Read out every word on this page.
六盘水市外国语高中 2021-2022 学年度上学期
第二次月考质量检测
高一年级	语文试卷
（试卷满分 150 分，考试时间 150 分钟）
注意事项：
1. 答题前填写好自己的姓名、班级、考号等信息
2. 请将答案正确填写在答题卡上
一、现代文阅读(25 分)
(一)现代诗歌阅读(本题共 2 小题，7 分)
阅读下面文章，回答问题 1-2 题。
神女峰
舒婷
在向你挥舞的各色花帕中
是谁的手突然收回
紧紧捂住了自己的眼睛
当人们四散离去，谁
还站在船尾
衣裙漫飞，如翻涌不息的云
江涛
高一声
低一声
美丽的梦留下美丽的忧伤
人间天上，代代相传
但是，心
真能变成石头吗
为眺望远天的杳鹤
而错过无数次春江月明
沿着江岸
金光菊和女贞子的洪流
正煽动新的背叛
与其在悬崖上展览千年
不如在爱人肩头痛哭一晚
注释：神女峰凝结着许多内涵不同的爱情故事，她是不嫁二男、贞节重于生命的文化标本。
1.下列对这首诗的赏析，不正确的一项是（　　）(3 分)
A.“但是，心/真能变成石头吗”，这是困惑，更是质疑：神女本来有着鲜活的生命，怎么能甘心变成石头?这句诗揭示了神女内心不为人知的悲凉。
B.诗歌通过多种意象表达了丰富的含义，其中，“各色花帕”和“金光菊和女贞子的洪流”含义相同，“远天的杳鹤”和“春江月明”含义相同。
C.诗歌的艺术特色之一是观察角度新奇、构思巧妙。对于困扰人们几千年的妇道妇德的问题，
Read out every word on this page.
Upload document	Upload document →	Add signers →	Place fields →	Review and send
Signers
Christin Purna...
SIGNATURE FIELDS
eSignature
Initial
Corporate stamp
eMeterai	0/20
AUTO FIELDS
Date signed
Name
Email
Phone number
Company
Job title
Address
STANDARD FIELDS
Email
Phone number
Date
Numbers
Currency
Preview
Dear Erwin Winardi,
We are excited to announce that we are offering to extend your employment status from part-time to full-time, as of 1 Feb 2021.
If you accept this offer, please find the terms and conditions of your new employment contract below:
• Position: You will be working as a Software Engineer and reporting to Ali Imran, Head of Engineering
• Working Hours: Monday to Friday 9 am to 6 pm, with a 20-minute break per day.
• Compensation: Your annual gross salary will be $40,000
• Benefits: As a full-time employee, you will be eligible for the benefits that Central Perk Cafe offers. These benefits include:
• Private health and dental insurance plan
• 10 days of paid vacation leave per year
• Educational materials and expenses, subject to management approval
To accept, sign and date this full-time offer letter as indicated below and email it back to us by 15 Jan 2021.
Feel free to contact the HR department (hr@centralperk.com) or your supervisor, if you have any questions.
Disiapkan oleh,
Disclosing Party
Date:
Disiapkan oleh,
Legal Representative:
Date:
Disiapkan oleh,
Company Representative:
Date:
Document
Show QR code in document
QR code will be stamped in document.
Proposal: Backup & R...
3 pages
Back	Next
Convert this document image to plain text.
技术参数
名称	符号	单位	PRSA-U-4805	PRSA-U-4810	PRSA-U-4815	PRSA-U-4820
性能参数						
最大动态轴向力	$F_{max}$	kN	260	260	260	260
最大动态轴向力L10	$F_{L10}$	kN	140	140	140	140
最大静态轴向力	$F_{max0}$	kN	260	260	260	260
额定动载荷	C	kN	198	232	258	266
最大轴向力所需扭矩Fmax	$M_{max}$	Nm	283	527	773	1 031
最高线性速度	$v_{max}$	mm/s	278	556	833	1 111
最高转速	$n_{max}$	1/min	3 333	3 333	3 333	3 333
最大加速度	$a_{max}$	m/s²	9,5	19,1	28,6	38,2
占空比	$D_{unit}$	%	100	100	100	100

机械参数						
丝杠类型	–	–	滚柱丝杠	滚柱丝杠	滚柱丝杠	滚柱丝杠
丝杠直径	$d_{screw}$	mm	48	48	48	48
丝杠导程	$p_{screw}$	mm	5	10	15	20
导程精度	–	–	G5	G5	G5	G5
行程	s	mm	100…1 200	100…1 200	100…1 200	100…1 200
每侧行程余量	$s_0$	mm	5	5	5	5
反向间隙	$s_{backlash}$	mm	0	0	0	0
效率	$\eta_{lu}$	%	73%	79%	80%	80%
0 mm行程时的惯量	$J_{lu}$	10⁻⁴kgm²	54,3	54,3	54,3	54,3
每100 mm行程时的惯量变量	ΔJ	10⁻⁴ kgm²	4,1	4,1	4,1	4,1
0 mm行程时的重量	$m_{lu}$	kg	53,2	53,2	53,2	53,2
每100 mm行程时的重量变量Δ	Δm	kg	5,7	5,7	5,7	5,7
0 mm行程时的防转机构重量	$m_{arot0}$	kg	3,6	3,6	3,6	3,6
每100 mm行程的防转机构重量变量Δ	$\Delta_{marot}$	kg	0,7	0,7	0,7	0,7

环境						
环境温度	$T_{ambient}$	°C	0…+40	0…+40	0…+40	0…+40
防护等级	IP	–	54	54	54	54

------------------------------------------------------------------------

SET EXERCISE:
For this exercise, gather every line of the data that contains the word "code".

FINISHED EXERCISE:
Show QR code in document
QR code will be stamped in document.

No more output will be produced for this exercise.